— start of Record list —
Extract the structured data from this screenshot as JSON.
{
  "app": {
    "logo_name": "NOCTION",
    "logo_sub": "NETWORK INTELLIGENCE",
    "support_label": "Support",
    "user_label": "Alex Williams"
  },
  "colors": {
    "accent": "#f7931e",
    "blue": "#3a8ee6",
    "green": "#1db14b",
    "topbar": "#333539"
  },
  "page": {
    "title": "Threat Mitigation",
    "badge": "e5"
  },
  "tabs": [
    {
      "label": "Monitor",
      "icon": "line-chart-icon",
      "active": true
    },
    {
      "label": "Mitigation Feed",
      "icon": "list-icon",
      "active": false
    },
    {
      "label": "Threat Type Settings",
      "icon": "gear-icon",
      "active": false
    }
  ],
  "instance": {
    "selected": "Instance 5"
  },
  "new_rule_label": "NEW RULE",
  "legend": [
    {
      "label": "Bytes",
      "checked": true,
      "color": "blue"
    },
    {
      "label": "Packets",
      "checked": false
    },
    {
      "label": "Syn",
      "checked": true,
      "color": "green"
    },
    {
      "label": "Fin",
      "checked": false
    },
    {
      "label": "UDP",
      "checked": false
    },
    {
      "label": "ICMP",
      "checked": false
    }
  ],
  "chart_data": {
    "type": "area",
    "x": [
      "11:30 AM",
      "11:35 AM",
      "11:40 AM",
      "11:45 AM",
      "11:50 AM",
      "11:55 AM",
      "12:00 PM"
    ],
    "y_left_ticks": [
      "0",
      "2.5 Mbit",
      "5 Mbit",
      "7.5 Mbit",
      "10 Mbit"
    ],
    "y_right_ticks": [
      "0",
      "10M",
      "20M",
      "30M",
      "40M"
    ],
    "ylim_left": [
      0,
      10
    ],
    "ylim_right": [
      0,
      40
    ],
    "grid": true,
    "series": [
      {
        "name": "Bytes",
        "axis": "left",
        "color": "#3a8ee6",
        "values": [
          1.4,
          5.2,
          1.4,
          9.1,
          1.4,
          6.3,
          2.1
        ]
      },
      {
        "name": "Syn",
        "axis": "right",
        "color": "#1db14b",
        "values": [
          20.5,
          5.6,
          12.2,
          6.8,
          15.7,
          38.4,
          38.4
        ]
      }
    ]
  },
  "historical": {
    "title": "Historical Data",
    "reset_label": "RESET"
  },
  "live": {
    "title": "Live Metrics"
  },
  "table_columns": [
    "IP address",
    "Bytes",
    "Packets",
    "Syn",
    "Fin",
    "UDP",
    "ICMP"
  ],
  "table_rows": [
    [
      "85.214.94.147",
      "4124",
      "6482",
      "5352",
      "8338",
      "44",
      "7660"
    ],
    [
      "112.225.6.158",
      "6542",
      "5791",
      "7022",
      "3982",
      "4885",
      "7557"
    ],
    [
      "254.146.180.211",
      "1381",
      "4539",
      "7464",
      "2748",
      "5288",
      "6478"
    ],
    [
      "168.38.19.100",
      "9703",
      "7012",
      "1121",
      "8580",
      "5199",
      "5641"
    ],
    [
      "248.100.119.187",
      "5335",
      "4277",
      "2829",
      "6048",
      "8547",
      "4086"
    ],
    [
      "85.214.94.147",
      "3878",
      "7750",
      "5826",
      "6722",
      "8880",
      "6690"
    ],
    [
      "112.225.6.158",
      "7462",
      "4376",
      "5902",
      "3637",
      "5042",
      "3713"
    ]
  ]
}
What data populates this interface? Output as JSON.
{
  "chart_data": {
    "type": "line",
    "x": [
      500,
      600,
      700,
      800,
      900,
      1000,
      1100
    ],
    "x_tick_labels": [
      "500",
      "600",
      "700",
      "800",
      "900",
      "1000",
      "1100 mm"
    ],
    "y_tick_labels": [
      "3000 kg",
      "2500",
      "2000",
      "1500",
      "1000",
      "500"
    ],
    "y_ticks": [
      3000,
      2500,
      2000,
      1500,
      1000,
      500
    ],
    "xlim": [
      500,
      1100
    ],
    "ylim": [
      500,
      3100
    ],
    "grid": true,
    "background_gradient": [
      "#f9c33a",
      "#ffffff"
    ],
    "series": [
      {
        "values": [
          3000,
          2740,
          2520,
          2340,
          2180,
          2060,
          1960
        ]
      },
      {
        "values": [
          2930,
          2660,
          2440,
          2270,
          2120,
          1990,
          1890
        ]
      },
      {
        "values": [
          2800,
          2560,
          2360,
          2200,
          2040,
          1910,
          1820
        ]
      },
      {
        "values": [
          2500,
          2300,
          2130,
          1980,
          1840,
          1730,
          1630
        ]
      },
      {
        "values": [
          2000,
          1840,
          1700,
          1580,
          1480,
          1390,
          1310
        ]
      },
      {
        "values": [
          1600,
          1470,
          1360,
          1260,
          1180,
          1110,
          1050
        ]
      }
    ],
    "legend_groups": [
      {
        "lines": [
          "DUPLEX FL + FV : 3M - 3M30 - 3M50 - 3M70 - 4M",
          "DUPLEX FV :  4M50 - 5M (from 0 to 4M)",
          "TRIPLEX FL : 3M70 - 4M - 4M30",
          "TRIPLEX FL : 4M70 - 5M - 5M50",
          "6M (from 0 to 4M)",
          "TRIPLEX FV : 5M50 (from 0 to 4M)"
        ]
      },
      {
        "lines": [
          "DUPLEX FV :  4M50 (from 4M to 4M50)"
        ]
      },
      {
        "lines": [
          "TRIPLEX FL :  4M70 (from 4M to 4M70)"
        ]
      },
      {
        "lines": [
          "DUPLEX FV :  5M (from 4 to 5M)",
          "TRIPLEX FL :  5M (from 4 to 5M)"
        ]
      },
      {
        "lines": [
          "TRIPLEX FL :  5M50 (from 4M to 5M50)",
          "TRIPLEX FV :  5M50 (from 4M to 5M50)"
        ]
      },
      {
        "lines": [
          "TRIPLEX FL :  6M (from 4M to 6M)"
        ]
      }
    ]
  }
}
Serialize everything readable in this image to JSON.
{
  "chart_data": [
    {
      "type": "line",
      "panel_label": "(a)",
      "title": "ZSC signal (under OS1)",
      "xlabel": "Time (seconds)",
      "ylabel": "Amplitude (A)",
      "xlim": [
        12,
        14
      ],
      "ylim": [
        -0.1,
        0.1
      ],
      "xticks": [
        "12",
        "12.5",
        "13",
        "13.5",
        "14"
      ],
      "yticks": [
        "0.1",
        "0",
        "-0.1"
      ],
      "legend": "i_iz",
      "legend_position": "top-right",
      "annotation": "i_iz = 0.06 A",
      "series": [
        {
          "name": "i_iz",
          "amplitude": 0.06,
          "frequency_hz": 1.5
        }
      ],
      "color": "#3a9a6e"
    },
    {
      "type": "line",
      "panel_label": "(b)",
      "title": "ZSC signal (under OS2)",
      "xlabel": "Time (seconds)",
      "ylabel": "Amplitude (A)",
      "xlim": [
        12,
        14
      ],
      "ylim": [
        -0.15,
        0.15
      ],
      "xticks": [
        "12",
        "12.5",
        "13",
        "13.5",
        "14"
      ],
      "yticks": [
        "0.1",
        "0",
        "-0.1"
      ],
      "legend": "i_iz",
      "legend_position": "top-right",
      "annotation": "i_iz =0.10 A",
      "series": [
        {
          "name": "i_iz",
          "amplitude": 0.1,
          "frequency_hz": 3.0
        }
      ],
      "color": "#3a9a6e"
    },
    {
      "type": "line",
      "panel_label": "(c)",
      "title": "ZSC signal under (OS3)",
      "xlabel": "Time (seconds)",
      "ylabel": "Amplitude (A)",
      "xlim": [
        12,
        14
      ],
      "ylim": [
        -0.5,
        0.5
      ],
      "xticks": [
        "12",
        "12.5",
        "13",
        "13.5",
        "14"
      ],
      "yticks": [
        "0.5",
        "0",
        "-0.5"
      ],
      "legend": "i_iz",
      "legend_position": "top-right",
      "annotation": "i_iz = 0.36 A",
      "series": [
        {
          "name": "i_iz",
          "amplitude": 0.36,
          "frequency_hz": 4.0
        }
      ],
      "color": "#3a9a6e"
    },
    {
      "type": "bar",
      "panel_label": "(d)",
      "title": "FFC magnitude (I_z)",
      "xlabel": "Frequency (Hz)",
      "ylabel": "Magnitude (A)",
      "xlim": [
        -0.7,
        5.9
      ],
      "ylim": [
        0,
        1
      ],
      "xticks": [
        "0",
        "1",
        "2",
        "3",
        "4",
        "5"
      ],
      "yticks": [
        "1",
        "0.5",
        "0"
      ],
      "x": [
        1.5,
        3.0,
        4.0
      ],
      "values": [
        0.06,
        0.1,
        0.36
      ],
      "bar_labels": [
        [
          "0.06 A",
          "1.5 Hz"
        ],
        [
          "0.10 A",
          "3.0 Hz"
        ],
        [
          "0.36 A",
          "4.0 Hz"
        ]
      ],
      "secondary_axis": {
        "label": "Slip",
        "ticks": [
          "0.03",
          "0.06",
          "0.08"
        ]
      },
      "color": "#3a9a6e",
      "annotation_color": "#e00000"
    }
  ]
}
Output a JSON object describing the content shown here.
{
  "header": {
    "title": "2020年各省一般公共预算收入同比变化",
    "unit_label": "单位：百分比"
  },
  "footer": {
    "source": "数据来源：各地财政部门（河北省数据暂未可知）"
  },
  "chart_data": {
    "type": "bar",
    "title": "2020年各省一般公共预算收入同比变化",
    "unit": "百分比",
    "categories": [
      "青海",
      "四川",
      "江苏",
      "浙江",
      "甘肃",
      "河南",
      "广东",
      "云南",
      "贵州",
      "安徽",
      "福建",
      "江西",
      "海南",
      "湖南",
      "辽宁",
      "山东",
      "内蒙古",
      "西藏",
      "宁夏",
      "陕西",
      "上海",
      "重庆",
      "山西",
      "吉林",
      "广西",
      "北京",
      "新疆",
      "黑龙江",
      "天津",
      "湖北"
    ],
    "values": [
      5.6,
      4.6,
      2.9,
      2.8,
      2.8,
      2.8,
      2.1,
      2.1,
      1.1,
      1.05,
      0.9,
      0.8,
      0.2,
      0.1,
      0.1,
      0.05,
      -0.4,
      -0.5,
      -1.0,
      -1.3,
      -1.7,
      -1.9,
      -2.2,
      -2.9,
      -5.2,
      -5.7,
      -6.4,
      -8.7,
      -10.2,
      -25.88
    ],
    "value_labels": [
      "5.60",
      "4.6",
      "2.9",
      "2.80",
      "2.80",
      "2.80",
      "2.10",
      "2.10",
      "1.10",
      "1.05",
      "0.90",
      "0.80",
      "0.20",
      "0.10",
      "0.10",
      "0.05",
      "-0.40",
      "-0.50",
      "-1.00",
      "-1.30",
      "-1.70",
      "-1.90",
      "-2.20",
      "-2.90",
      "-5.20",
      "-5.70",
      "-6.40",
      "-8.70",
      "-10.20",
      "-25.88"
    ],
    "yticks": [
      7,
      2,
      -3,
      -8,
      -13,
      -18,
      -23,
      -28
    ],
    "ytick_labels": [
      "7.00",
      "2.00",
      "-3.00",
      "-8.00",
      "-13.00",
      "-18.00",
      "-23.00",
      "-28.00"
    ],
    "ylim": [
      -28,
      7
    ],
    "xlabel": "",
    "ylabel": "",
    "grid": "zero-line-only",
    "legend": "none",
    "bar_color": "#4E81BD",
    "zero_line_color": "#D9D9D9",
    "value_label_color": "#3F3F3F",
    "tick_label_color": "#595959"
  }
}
— end of Record list —
Of the lines above, how many include the word "signal"? Reply with the number alone.

3